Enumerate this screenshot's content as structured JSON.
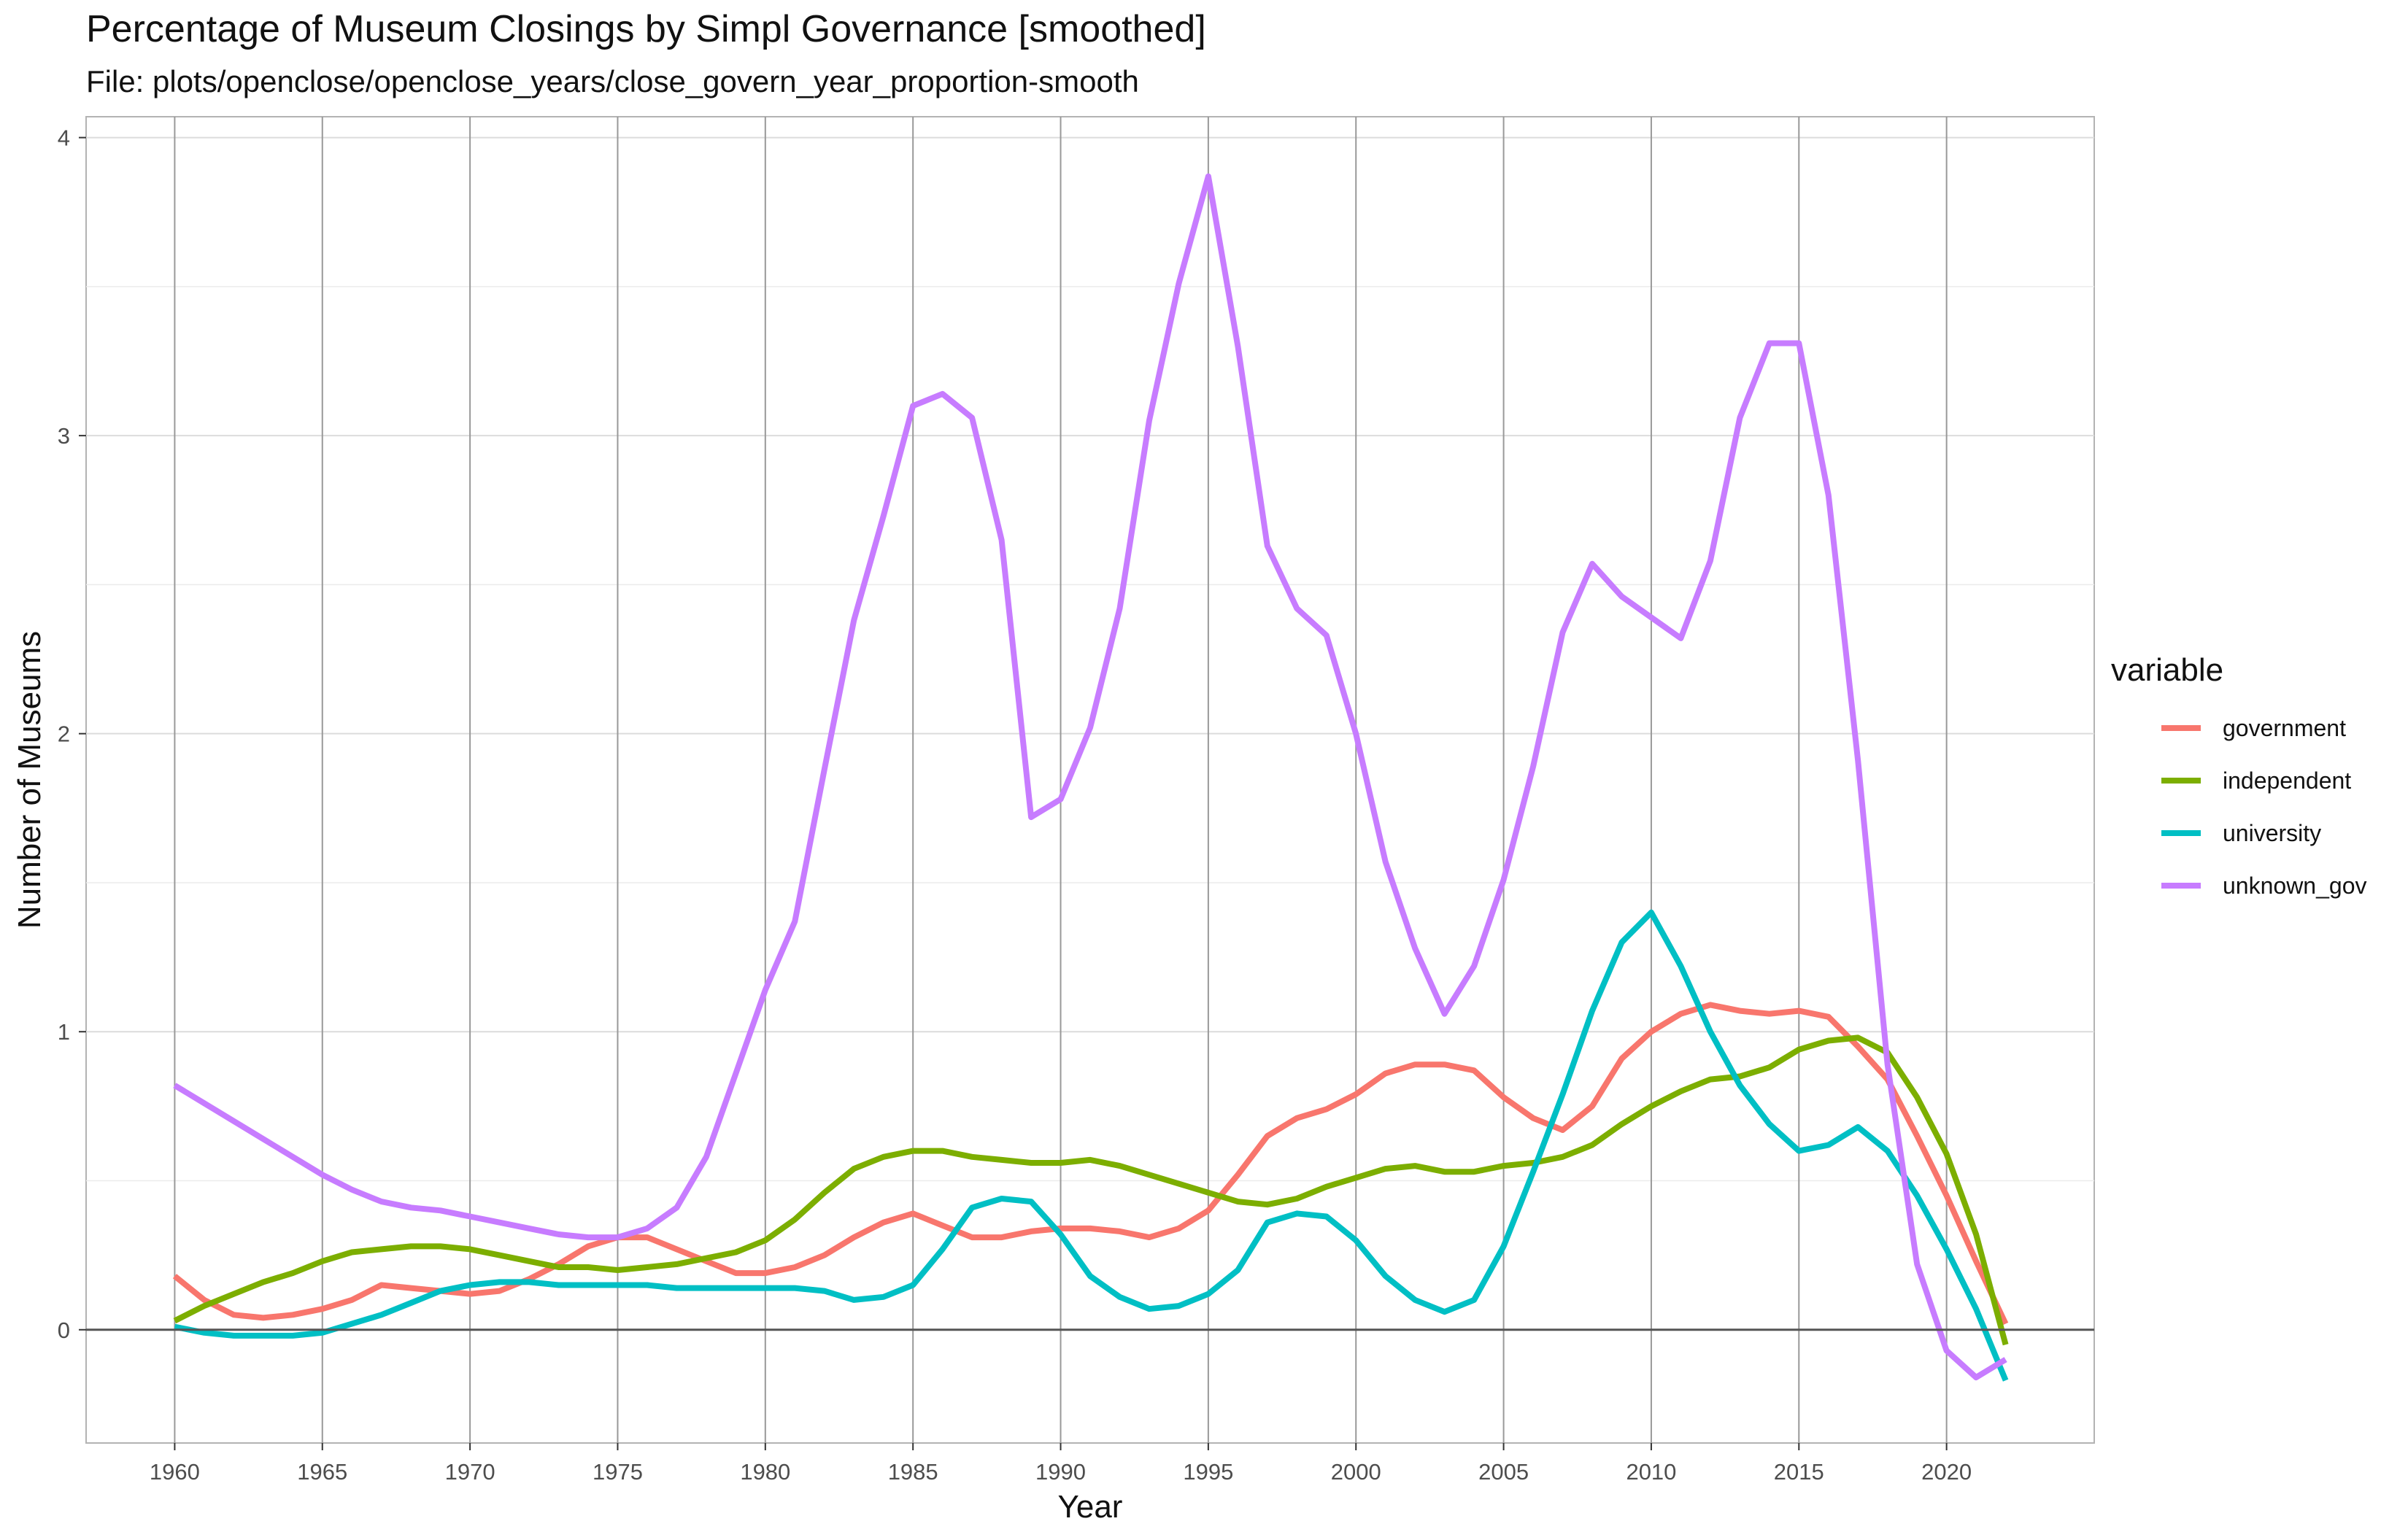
{
  "chart_data": {
    "type": "line",
    "title": "Percentage of Museum Closings by Simpl Governance [smoothed]",
    "subtitle": "File: plots/openclose/openclose_years/close_govern_year_proportion-smooth",
    "xlabel": "Year",
    "ylabel": "Number of Museums",
    "xlim": [
      1957,
      2025
    ],
    "ylim": [
      -0.38,
      4.07
    ],
    "x_ticks": [
      1960,
      1965,
      1970,
      1975,
      1980,
      1985,
      1990,
      1995,
      2000,
      2005,
      2010,
      2015,
      2020
    ],
    "y_ticks": [
      0,
      1,
      2,
      3,
      4
    ],
    "grid": true,
    "legend_title": "variable",
    "legend_position": "right",
    "x": [
      1960,
      1961,
      1962,
      1963,
      1964,
      1965,
      1966,
      1967,
      1968,
      1969,
      1970,
      1971,
      1972,
      1973,
      1974,
      1975,
      1976,
      1977,
      1978,
      1979,
      1980,
      1981,
      1982,
      1983,
      1984,
      1985,
      1986,
      1987,
      1988,
      1989,
      1990,
      1991,
      1992,
      1993,
      1994,
      1995,
      1996,
      1997,
      1998,
      1999,
      2000,
      2001,
      2002,
      2003,
      2004,
      2005,
      2006,
      2007,
      2008,
      2009,
      2010,
      2011,
      2012,
      2013,
      2014,
      2015,
      2016,
      2017,
      2018,
      2019,
      2020,
      2021,
      2022
    ],
    "series": [
      {
        "name": "government",
        "color": "#F8766D",
        "values": [
          0.18,
          0.1,
          0.05,
          0.04,
          0.05,
          0.07,
          0.1,
          0.15,
          0.14,
          0.13,
          0.12,
          0.13,
          0.17,
          0.22,
          0.28,
          0.31,
          0.31,
          0.27,
          0.23,
          0.19,
          0.19,
          0.21,
          0.25,
          0.31,
          0.36,
          0.39,
          0.35,
          0.31,
          0.31,
          0.33,
          0.34,
          0.34,
          0.33,
          0.31,
          0.34,
          0.4,
          0.52,
          0.65,
          0.71,
          0.74,
          0.79,
          0.86,
          0.89,
          0.89,
          0.87,
          0.78,
          0.71,
          0.67,
          0.75,
          0.91,
          1.0,
          1.06,
          1.09,
          1.07,
          1.06,
          1.07,
          1.05,
          0.95,
          0.84,
          0.65,
          0.45,
          0.23,
          0.02
        ]
      },
      {
        "name": "independent",
        "color": "#7CAE00",
        "values": [
          0.03,
          0.08,
          0.12,
          0.16,
          0.19,
          0.23,
          0.26,
          0.27,
          0.28,
          0.28,
          0.27,
          0.25,
          0.23,
          0.21,
          0.21,
          0.2,
          0.21,
          0.22,
          0.24,
          0.26,
          0.3,
          0.37,
          0.46,
          0.54,
          0.58,
          0.6,
          0.6,
          0.58,
          0.57,
          0.56,
          0.56,
          0.57,
          0.55,
          0.52,
          0.49,
          0.46,
          0.43,
          0.42,
          0.44,
          0.48,
          0.51,
          0.54,
          0.55,
          0.53,
          0.53,
          0.55,
          0.56,
          0.58,
          0.62,
          0.69,
          0.75,
          0.8,
          0.84,
          0.85,
          0.88,
          0.94,
          0.97,
          0.98,
          0.93,
          0.78,
          0.59,
          0.32,
          -0.05
        ]
      },
      {
        "name": "university",
        "color": "#00BFC4",
        "values": [
          0.01,
          -0.01,
          -0.02,
          -0.02,
          -0.02,
          -0.01,
          0.02,
          0.05,
          0.09,
          0.13,
          0.15,
          0.16,
          0.16,
          0.15,
          0.15,
          0.15,
          0.15,
          0.14,
          0.14,
          0.14,
          0.14,
          0.14,
          0.13,
          0.1,
          0.11,
          0.15,
          0.27,
          0.41,
          0.44,
          0.43,
          0.32,
          0.18,
          0.11,
          0.07,
          0.08,
          0.12,
          0.2,
          0.36,
          0.39,
          0.38,
          0.3,
          0.18,
          0.1,
          0.06,
          0.1,
          0.28,
          0.53,
          0.79,
          1.07,
          1.3,
          1.4,
          1.22,
          1.0,
          0.82,
          0.69,
          0.6,
          0.62,
          0.68,
          0.6,
          0.45,
          0.27,
          0.07,
          -0.17
        ]
      },
      {
        "name": "unknown_gov",
        "color": "#C77CFF",
        "values": [
          0.82,
          0.76,
          0.7,
          0.64,
          0.58,
          0.52,
          0.47,
          0.43,
          0.41,
          0.4,
          0.38,
          0.36,
          0.34,
          0.32,
          0.31,
          0.31,
          0.34,
          0.41,
          0.58,
          0.86,
          1.14,
          1.37,
          1.88,
          2.38,
          2.73,
          3.1,
          3.14,
          3.06,
          2.65,
          1.72,
          1.78,
          2.02,
          2.42,
          3.05,
          3.51,
          3.87,
          3.3,
          2.63,
          2.42,
          2.33,
          2.0,
          1.57,
          1.28,
          1.06,
          1.22,
          1.51,
          1.89,
          2.34,
          2.57,
          2.46,
          2.39,
          2.32,
          2.58,
          3.06,
          3.31,
          3.31,
          2.8,
          1.91,
          0.89,
          0.22,
          -0.07,
          -0.16,
          -0.1
        ]
      }
    ]
  }
}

━━━━━━━━━━━━━━━━

Transcribe the material exactly, leaving every picture out.

Enumerate this screenshot's content as structured JSON.
{
  "chart_data": {
    "type": "line",
    "title": "Percentage of Museum Closings by Simpl Governance [smoothed]",
    "subtitle": "File: plots/openclose/openclose_years/close_govern_year_proportion-smooth",
    "xlabel": "Year",
    "ylabel": "Number of Museums",
    "xlim": [
      1957,
      2025
    ],
    "ylim": [
      -0.38,
      4.07
    ],
    "x_ticks": [
      1960,
      1965,
      1970,
      1975,
      1980,
      1985,
      1990,
      1995,
      2000,
      2005,
      2010,
      2015,
      2020
    ],
    "y_ticks": [
      0,
      1,
      2,
      3,
      4
    ],
    "grid": true,
    "legend_title": "variable",
    "legend_position": "right",
    "x": [
      1960,
      1961,
      1962,
      1963,
      1964,
      1965,
      1966,
      1967,
      1968,
      1969,
      1970,
      1971,
      1972,
      1973,
      1974,
      1975,
      1976,
      1977,
      1978,
      1979,
      1980,
      1981,
      1982,
      1983,
      1984,
      1985,
      1986,
      1987,
      1988,
      1989,
      1990,
      1991,
      1992,
      1993,
      1994,
      1995,
      1996,
      1997,
      1998,
      1999,
      2000,
      2001,
      2002,
      2003,
      2004,
      2005,
      2006,
      2007,
      2008,
      2009,
      2010,
      2011,
      2012,
      2013,
      2014,
      2015,
      2016,
      2017,
      2018,
      2019,
      2020,
      2021,
      2022
    ],
    "series": [
      {
        "name": "government",
        "color": "#F8766D",
        "values": [
          0.18,
          0.1,
          0.05,
          0.04,
          0.05,
          0.07,
          0.1,
          0.15,
          0.14,
          0.13,
          0.12,
          0.13,
          0.17,
          0.22,
          0.28,
          0.31,
          0.31,
          0.27,
          0.23,
          0.19,
          0.19,
          0.21,
          0.25,
          0.31,
          0.36,
          0.39,
          0.35,
          0.31,
          0.31,
          0.33,
          0.34,
          0.34,
          0.33,
          0.31,
          0.34,
          0.4,
          0.52,
          0.65,
          0.71,
          0.74,
          0.79,
          0.86,
          0.89,
          0.89,
          0.87,
          0.78,
          0.71,
          0.67,
          0.75,
          0.91,
          1.0,
          1.06,
          1.09,
          1.07,
          1.06,
          1.07,
          1.05,
          0.95,
          0.84,
          0.65,
          0.45,
          0.23,
          0.02
        ]
      },
      {
        "name": "independent",
        "color": "#7CAE00",
        "values": [
          0.03,
          0.08,
          0.12,
          0.16,
          0.19,
          0.23,
          0.26,
          0.27,
          0.28,
          0.28,
          0.27,
          0.25,
          0.23,
          0.21,
          0.21,
          0.2,
          0.21,
          0.22,
          0.24,
          0.26,
          0.3,
          0.37,
          0.46,
          0.54,
          0.58,
          0.6,
          0.6,
          0.58,
          0.57,
          0.56,
          0.56,
          0.57,
          0.55,
          0.52,
          0.49,
          0.46,
          0.43,
          0.42,
          0.44,
          0.48,
          0.51,
          0.54,
          0.55,
          0.53,
          0.53,
          0.55,
          0.56,
          0.58,
          0.62,
          0.69,
          0.75,
          0.8,
          0.84,
          0.85,
          0.88,
          0.94,
          0.97,
          0.98,
          0.93,
          0.78,
          0.59,
          0.32,
          -0.05
        ]
      },
      {
        "name": "university",
        "color": "#00BFC4",
        "values": [
          0.01,
          -0.01,
          -0.02,
          -0.02,
          -0.02,
          -0.01,
          0.02,
          0.05,
          0.09,
          0.13,
          0.15,
          0.16,
          0.16,
          0.15,
          0.15,
          0.15,
          0.15,
          0.14,
          0.14,
          0.14,
          0.14,
          0.14,
          0.13,
          0.1,
          0.11,
          0.15,
          0.27,
          0.41,
          0.44,
          0.43,
          0.32,
          0.18,
          0.11,
          0.07,
          0.08,
          0.12,
          0.2,
          0.36,
          0.39,
          0.38,
          0.3,
          0.18,
          0.1,
          0.06,
          0.1,
          0.28,
          0.53,
          0.79,
          1.07,
          1.3,
          1.4,
          1.22,
          1.0,
          0.82,
          0.69,
          0.6,
          0.62,
          0.68,
          0.6,
          0.45,
          0.27,
          0.07,
          -0.17
        ]
      },
      {
        "name": "unknown_gov",
        "color": "#C77CFF",
        "values": [
          0.82,
          0.76,
          0.7,
          0.64,
          0.58,
          0.52,
          0.47,
          0.43,
          0.41,
          0.4,
          0.38,
          0.36,
          0.34,
          0.32,
          0.31,
          0.31,
          0.34,
          0.41,
          0.58,
          0.86,
          1.14,
          1.37,
          1.88,
          2.38,
          2.73,
          3.1,
          3.14,
          3.06,
          2.65,
          1.72,
          1.78,
          2.02,
          2.42,
          3.05,
          3.51,
          3.87,
          3.3,
          2.63,
          2.42,
          2.33,
          2.0,
          1.57,
          1.28,
          1.06,
          1.22,
          1.51,
          1.89,
          2.34,
          2.57,
          2.46,
          2.39,
          2.32,
          2.58,
          3.06,
          3.31,
          3.31,
          2.8,
          1.91,
          0.89,
          0.22,
          -0.07,
          -0.16,
          -0.1
        ]
      }
    ]
  }
}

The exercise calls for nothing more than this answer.